▶ **What you will do**: Please quote every line word for word.

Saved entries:
-- BEGIN --

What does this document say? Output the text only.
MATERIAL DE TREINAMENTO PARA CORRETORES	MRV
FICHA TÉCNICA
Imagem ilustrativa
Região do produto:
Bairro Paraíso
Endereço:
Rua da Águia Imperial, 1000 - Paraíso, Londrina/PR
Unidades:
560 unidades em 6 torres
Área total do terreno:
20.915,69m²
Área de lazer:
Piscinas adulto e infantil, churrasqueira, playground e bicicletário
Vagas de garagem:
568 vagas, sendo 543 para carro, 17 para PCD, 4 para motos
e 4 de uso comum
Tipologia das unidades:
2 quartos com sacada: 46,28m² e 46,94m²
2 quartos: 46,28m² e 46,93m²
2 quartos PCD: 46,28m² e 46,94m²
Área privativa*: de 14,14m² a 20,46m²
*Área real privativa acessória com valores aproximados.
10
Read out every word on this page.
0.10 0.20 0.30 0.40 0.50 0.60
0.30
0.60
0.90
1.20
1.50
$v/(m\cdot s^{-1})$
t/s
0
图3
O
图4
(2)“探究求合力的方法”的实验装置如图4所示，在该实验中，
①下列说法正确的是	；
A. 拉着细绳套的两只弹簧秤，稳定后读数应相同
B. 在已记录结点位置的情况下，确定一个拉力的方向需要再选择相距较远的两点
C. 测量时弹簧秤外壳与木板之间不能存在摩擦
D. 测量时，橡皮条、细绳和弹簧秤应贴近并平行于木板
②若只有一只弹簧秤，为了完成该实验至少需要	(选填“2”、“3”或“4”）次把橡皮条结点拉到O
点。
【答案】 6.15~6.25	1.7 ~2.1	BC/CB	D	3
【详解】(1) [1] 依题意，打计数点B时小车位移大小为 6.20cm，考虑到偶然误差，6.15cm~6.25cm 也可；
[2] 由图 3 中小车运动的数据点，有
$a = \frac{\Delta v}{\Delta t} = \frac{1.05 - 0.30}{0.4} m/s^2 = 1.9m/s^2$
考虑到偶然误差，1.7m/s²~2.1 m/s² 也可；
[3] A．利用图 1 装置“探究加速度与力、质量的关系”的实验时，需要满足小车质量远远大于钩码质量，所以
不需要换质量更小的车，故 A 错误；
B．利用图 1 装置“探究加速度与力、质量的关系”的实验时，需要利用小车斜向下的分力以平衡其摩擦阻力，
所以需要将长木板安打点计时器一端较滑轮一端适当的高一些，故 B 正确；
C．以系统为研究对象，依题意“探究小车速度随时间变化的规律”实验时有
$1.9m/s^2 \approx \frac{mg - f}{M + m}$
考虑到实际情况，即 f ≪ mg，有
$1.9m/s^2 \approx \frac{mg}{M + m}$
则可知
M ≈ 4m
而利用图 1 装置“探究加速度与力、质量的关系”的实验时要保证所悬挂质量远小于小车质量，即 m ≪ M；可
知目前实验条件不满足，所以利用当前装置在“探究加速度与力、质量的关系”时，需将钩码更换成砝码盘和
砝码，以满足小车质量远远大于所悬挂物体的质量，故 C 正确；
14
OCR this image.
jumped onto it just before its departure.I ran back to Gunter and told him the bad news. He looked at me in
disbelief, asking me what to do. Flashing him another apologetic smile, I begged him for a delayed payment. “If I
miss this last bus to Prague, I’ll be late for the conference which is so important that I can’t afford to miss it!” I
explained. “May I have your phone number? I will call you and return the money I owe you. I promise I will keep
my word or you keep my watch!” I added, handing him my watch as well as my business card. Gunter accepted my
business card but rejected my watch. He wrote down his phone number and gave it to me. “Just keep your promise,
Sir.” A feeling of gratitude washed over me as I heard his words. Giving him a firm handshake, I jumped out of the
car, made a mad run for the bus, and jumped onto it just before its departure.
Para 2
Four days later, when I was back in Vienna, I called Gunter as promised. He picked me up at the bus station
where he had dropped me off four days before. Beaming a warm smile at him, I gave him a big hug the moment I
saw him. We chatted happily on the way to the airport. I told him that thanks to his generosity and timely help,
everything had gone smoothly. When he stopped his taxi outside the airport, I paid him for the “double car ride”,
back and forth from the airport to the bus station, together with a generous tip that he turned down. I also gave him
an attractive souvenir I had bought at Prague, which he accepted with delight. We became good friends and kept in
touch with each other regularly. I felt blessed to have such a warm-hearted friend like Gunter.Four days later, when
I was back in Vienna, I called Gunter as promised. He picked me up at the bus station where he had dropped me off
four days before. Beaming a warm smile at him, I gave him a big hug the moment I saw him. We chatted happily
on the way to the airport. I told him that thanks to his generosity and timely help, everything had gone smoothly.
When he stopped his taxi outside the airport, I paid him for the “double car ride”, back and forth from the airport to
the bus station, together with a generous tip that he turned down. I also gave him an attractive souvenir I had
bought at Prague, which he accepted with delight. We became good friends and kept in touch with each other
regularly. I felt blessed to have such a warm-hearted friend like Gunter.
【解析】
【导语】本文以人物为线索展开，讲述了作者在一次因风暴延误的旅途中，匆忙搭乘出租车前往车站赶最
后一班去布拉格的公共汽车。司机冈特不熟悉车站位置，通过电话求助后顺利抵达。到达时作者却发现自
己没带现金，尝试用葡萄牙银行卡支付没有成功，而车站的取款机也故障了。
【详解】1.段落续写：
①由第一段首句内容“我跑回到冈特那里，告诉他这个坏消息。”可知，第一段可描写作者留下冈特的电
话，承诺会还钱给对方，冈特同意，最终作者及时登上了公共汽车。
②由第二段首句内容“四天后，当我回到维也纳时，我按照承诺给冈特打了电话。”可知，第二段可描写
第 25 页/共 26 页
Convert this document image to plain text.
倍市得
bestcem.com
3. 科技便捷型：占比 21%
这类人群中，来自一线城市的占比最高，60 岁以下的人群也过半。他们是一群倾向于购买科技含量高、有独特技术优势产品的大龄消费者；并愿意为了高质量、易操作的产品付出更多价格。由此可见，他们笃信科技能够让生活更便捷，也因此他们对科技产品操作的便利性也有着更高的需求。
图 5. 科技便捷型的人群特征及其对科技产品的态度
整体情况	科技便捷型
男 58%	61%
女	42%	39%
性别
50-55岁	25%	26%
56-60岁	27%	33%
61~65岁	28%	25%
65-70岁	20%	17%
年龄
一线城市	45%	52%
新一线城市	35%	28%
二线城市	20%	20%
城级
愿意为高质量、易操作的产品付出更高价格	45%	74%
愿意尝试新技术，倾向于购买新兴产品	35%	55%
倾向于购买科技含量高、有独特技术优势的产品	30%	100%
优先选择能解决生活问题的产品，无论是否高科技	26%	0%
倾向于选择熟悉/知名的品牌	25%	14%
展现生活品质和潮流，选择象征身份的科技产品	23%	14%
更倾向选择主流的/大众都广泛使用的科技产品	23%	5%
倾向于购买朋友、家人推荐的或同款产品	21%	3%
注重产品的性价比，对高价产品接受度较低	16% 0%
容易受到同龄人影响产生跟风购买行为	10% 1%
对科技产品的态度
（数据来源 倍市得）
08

-- END --

▶ **Reply to the exercise**:
What does this document say? Output the text only.
MATERIAL DE TREINAMENTO PARA CORRETORES	MRV
FICHA TÉCNICA
Imagem ilustrativa
Região do produto:
Bairro Paraíso
Endereço:
Rua da Águia Imperial, 1000 - Paraíso, Londrina/PR
Unidades:
560 unidades em 6 torres
Área total do terreno:
20.915,69m²
Área de lazer:
Piscinas adulto e infantil, churrasqueira, playground e bicicletário
Vagas de garagem:
568 vagas, sendo 543 para carro, 17 para PCD, 4 para motos
e 4 de uso comum
Tipologia das unidades:
2 quartos com sacada: 46,28m² e 46,94m²
2 quartos: 46,28m² e 46,93m²
2 quartos PCD: 46,28m² e 46,94m²
Área privativa*: de 14,14m² a 20,46m²
*Área real privativa acessória com valores aproximados.
10
Read out every word on this page.
0.10 0.20 0.30 0.40 0.50 0.60
0.30
0.60
0.90
1.20
1.50
$v/(m\cdot s^{-1})$
t/s
0
图3
O
图4
(2)“探究求合力的方法”的实验装置如图4所示，在该实验中，
①下列说法正确的是	；
A. 拉着细绳套的两只弹簧秤，稳定后读数应相同
B. 在已记录结点位置的情况下，确定一个拉力的方向需要再选择相距较远的两点
C. 测量时弹簧秤外壳与木板之间不能存在摩擦
D. 测量时，橡皮条、细绳和弹簧秤应贴近并平行于木板
②若只有一只弹簧秤，为了完成该实验至少需要	(选填“2”、“3”或“4”）次把橡皮条结点拉到O
点。
【答案】 6.15~6.25	1.7 ~2.1	BC/CB	D	3
【详解】(1) [1] 依题意，打计数点B时小车位移大小为 6.20cm，考虑到偶然误差，6.15cm~6.25cm 也可；
[2] 由图 3 中小车运动的数据点，有
$a = \frac{\Delta v}{\Delta t} = \frac{1.05 - 0.30}{0.4} m/s^2 = 1.9m/s^2$
考虑到偶然误差，1.7m/s²~2.1 m/s² 也可；
[3] A．利用图 1 装置“探究加速度与力、质量的关系”的实验时，需要满足小车质量远远大于钩码质量，所以
不需要换质量更小的车，故 A 错误；
B．利用图 1 装置“探究加速度与力、质量的关系”的实验时，需要利用小车斜向下的分力以平衡其摩擦阻力，
所以需要将长木板安打点计时器一端较滑轮一端适当的高一些，故 B 正确；
C．以系统为研究对象，依题意“探究小车速度随时间变化的规律”实验时有
$1.9m/s^2 \approx \frac{mg - f}{M + m}$
考虑到实际情况，即 f ≪ mg，有
$1.9m/s^2 \approx \frac{mg}{M + m}$
则可知
M ≈ 4m
而利用图 1 装置“探究加速度与力、质量的关系”的实验时要保证所悬挂质量远小于小车质量，即 m ≪ M；可
知目前实验条件不满足，所以利用当前装置在“探究加速度与力、质量的关系”时，需将钩码更换成砝码盘和
砝码，以满足小车质量远远大于所悬挂物体的质量，故 C 正确；
14
OCR this image.
jumped onto it just before its departure.I ran back to Gunter and told him the bad news. He looked at me in
disbelief, asking me what to do. Flashing him another apologetic smile, I begged him for a delayed payment. “If I
miss this last bus to Prague, I’ll be late for the conference which is so important that I can’t afford to miss it!” I
explained. “May I have your phone number? I will call you and return the money I owe you. I promise I will keep
my word or you keep my watch!” I added, handing him my watch as well as my business card. Gunter accepted my
business card but rejected my watch. He wrote down his phone number and gave it to me. “Just keep your promise,
Sir.” A feeling of gratitude washed over me as I heard his words. Giving him a firm handshake, I jumped out of the
car, made a mad run for the bus, and jumped onto it just before its departure.
Para 2
Four days later, when I was back in Vienna, I called Gunter as promised. He picked me up at the bus station
where he had dropped me off four days before. Beaming a warm smile at him, I gave him a big hug the moment I
saw him. We chatted happily on the way to the airport. I told him that thanks to his generosity and timely help,
everything had gone smoothly. When he stopped his taxi outside the airport, I paid him for the “double car ride”,
back and forth from the airport to the bus station, together with a generous tip that he turned down. I also gave him
an attractive souvenir I had bought at Prague, which he accepted with delight. We became good friends and kept in
touch with each other regularly. I felt blessed to have such a warm-hearted friend like Gunter.Four days later, when
I was back in Vienna, I called Gunter as promised. He picked me up at the bus station where he had dropped me off
four days before. Beaming a warm smile at him, I gave him a big hug the moment I saw him. We chatted happily
on the way to the airport. I told him that thanks to his generosity and timely help, everything had gone smoothly.
When he stopped his taxi outside the airport, I paid him for the “double car ride”, back and forth from the airport to
the bus station, together with a generous tip that he turned down. I also gave him an attractive souvenir I had
bought at Prague, which he accepted with delight. We became good friends and kept in touch with each other
regularly. I felt blessed to have such a warm-hearted friend like Gunter.
【解析】
【导语】本文以人物为线索展开，讲述了作者在一次因风暴延误的旅途中，匆忙搭乘出租车前往车站赶最
后一班去布拉格的公共汽车。司机冈特不熟悉车站位置，通过电话求助后顺利抵达。到达时作者却发现自
己没带现金，尝试用葡萄牙银行卡支付没有成功，而车站的取款机也故障了。
【详解】1.段落续写：
①由第一段首句内容“我跑回到冈特那里，告诉他这个坏消息。”可知，第一段可描写作者留下冈特的电
话，承诺会还钱给对方，冈特同意，最终作者及时登上了公共汽车。
②由第二段首句内容“四天后，当我回到维也纳时，我按照承诺给冈特打了电话。”可知，第二段可描写
第 25 页/共 26 页
Convert this document image to plain text.
倍市得
bestcem.com
3. 科技便捷型：占比 21%
这类人群中，来自一线城市的占比最高，60 岁以下的人群也过半。他们是一群倾向于购买科技含量高、有独特技术优势产品的大龄消费者；并愿意为了高质量、易操作的产品付出更多价格。由此可见，他们笃信科技能够让生活更便捷，也因此他们对科技产品操作的便利性也有着更高的需求。
图 5. 科技便捷型的人群特征及其对科技产品的态度
整体情况	科技便捷型
男 58%	61%
女	42%	39%
性别
50-55岁	25%	26%
56-60岁	27%	33%
61~65岁	28%	25%
65-70岁	20%	17%
年龄
一线城市	45%	52%
新一线城市	35%	28%
二线城市	20%	20%
城级
愿意为高质量、易操作的产品付出更高价格	45%	74%
愿意尝试新技术，倾向于购买新兴产品	35%	55%
倾向于购买科技含量高、有独特技术优势的产品	30%	100%
优先选择能解决生活问题的产品，无论是否高科技	26%	0%
倾向于选择熟悉/知名的品牌	25%	14%
展现生活品质和潮流，选择象征身份的科技产品	23%	14%
更倾向选择主流的/大众都广泛使用的科技产品	23%	5%
倾向于购买朋友、家人推荐的或同款产品	21%	3%
注重产品的性价比，对高价产品接受度较低	16% 0%
容易受到同龄人影响产生跟风购买行为	10% 1%
对科技产品的态度
（数据来源 倍市得）
08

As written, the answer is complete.